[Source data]

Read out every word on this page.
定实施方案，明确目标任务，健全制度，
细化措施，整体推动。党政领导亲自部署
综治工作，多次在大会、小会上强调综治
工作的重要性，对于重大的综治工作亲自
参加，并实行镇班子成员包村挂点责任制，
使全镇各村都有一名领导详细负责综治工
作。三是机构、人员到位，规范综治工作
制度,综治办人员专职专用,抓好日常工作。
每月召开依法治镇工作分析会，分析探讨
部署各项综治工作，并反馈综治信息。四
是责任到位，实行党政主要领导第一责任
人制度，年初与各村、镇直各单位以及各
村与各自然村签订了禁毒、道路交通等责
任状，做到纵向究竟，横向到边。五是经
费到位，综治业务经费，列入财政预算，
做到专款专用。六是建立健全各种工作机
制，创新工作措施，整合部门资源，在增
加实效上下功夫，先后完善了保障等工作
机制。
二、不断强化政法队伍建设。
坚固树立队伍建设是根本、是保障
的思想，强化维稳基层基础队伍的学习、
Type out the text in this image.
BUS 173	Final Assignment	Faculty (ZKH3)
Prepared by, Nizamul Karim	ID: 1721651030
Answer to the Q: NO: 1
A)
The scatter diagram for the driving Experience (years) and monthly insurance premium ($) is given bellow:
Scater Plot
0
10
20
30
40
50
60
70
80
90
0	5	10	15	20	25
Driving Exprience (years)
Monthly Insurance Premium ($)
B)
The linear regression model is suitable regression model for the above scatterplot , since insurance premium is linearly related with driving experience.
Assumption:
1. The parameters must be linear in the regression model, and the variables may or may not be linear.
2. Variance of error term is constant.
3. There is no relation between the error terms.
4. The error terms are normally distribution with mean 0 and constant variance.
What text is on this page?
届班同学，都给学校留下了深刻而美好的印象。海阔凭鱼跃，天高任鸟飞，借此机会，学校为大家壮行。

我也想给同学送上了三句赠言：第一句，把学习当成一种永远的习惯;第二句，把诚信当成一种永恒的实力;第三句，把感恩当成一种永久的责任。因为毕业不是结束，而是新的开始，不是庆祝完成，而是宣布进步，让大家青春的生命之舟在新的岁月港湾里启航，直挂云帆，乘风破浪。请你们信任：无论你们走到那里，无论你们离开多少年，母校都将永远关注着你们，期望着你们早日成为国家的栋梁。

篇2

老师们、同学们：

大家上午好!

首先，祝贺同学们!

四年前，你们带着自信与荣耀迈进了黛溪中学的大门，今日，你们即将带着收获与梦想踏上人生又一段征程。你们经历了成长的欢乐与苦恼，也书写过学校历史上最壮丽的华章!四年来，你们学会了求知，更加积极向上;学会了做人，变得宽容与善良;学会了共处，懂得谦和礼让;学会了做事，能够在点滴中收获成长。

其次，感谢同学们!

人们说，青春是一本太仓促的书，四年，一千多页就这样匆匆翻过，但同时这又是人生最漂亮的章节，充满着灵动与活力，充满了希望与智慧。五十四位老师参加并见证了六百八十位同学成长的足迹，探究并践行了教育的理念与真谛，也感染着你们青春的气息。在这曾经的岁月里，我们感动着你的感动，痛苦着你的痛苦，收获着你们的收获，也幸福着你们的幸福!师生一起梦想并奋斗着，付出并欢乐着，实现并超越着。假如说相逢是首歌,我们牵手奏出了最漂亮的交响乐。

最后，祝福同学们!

**AIM OF THE EXERCISE:** Read through the entries and copy every line that includes "model".

**THE ANSWER:**
The linear regression model is suitable regression model for the above scatterplot , since insurance premium is linearly related with driving experience.
1. The parameters must be linear in the regression model, and the variables may or may not be linear.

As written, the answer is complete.